• **TASK BRIEF**
The records should be written out in full, with nothing altered.

(Stored entries)

..........

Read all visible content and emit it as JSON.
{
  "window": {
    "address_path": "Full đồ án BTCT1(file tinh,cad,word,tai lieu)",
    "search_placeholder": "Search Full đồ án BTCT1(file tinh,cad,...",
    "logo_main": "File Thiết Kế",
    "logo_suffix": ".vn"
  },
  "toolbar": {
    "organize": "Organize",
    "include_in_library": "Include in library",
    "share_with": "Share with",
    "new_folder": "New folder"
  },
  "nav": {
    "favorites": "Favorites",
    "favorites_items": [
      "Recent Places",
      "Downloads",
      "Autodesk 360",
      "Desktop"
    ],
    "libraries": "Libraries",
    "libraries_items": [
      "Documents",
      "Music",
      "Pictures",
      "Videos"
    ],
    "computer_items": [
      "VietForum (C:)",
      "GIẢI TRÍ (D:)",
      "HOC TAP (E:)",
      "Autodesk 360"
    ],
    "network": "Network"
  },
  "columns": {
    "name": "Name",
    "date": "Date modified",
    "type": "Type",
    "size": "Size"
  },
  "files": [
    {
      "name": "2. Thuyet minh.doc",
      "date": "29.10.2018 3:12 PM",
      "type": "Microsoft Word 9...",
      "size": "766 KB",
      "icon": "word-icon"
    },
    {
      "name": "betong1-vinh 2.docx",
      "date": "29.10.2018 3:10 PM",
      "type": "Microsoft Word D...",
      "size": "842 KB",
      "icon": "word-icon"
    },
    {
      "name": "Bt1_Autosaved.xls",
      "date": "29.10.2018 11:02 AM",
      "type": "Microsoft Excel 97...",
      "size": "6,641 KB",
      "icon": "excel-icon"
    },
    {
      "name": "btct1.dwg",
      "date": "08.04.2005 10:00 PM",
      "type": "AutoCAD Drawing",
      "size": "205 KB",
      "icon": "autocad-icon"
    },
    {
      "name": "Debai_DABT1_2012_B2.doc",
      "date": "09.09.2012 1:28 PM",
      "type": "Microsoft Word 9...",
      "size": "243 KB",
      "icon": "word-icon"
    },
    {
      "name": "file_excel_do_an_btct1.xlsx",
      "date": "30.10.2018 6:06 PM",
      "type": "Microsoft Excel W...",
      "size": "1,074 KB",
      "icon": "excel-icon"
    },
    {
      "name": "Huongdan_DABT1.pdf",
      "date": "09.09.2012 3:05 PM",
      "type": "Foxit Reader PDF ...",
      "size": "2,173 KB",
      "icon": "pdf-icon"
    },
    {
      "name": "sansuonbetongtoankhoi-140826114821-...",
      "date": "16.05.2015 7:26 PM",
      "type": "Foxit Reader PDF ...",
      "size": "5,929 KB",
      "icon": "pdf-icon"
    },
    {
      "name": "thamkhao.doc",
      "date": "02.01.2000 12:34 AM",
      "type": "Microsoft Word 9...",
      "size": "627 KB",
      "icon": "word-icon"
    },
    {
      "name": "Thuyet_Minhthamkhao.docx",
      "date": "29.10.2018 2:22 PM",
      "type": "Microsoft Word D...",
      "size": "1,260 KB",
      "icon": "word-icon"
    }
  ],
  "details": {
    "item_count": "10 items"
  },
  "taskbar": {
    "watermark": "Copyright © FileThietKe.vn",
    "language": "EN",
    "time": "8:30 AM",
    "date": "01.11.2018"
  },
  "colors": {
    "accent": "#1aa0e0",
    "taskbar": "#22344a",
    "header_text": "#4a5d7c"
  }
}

..........

• **ANSWER TO THIS EXERCISE**
Read all visible content and emit it as JSON.
{
  "window": {
    "address_path": "Full đồ án BTCT1(file tinh,cad,word,tai lieu)",
    "search_placeholder": "Search Full đồ án BTCT1(file tinh,cad,...",
    "logo_main": "File Thiết Kế",
    "logo_suffix": ".vn"
  },
  "toolbar": {
    "organize": "Organize",
    "include_in_library": "Include in library",
    "share_with": "Share with",
    "new_folder": "New folder"
  },
  "nav": {
    "favorites": "Favorites",
    "favorites_items": [
      "Recent Places",
      "Downloads",
      "Autodesk 360",
      "Desktop"
    ],
    "libraries": "Libraries",
    "libraries_items": [
      "Documents",
      "Music",
      "Pictures",
      "Videos"
    ],
    "computer_items": [
      "VietForum (C:)",
      "GIẢI TRÍ (D:)",
      "HOC TAP (E:)",
      "Autodesk 360"
    ],
    "network": "Network"
  },
  "columns": {
    "name": "Name",
    "date": "Date modified",
    "type": "Type",
    "size": "Size"
  },
  "files": [
    {
      "name": "2. Thuyet minh.doc",
      "date": "29.10.2018 3:12 PM",
      "type": "Microsoft Word 9...",
      "size": "766 KB",
      "icon": "word-icon"
    },
    {
      "name": "betong1-vinh 2.docx",
      "date": "29.10.2018 3:10 PM",
      "type": "Microsoft Word D...",
      "size": "842 KB",
      "icon": "word-icon"
    },
    {
      "name": "Bt1_Autosaved.xls",
      "date": "29.10.2018 11:02 AM",
      "type": "Microsoft Excel 97...",
      "size": "6,641 KB",
      "icon": "excel-icon"
    },
    {
      "name": "btct1.dwg",
      "date": "08.04.2005 10:00 PM",
      "type": "AutoCAD Drawing",
      "size": "205 KB",
      "icon": "autocad-icon"
    },
    {
      "name": "Debai_DABT1_2012_B2.doc",
      "date": "09.09.2012 1:28 PM",
      "type": "Microsoft Word 9...",
      "size": "243 KB",
      "icon": "word-icon"
    },
    {
      "name": "file_excel_do_an_btct1.xlsx",
      "date": "30.10.2018 6:06 PM",
      "type": "Microsoft Excel W...",
      "size": "1,074 KB",
      "icon": "excel-icon"
    },
    {
      "name": "Huongdan_DABT1.pdf",
      "date": "09.09.2012 3:05 PM",
      "type": "Foxit Reader PDF ...",
      "size": "2,173 KB",
      "icon": "pdf-icon"
    },
    {
      "name": "sansuonbetongtoankhoi-140826114821-...",
      "date": "16.05.2015 7:26 PM",
      "type": "Foxit Reader PDF ...",
      "size": "5,929 KB",
      "icon": "pdf-icon"
    },
    {
      "name": "thamkhao.doc",
      "date": "02.01.2000 12:34 AM",
      "type": "Microsoft Word 9...",
      "size": "627 KB",
      "icon": "word-icon"
    },
    {
      "name": "Thuyet_Minhthamkhao.docx",
      "date": "29.10.2018 2:22 PM",
      "type": "Microsoft Word D...",
      "size": "1,260 KB",
      "icon": "word-icon"
    }
  ],
  "details": {
    "item_count": "10 items"
  },
  "taskbar": {
    "watermark": "Copyright © FileThietKe.vn",
    "language": "EN",
    "time": "8:30 AM",
    "date": "01.11.2018"
  },
  "colors": {
    "accent": "#1aa0e0",
    "taskbar": "#22344a",
    "header_text": "#4a5d7c"
  }
}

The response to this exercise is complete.